**PROMPT**
Lines that hold the string "name" are to be counted; give only their number.

**PROVIDED DATA**
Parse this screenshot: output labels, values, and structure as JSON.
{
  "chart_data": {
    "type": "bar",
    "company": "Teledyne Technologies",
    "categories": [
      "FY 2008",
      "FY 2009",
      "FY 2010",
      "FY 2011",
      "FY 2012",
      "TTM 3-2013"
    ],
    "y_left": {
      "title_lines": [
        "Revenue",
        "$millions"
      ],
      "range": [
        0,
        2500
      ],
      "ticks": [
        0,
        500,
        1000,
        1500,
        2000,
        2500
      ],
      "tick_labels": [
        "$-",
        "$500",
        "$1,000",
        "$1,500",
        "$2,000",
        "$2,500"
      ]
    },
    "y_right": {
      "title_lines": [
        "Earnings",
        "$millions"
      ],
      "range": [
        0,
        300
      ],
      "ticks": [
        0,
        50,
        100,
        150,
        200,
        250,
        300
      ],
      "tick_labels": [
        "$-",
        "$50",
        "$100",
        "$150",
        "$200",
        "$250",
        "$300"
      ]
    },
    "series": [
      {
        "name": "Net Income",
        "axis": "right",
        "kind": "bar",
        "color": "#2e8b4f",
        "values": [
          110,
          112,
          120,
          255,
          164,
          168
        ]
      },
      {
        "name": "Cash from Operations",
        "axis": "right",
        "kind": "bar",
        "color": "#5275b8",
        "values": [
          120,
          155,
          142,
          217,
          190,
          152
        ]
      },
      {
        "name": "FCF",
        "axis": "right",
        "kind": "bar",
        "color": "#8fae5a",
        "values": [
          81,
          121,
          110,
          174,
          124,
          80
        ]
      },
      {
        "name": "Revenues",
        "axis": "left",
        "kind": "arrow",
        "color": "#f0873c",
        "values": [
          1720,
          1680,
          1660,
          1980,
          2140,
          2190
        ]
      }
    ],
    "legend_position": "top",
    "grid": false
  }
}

**RESULT**
4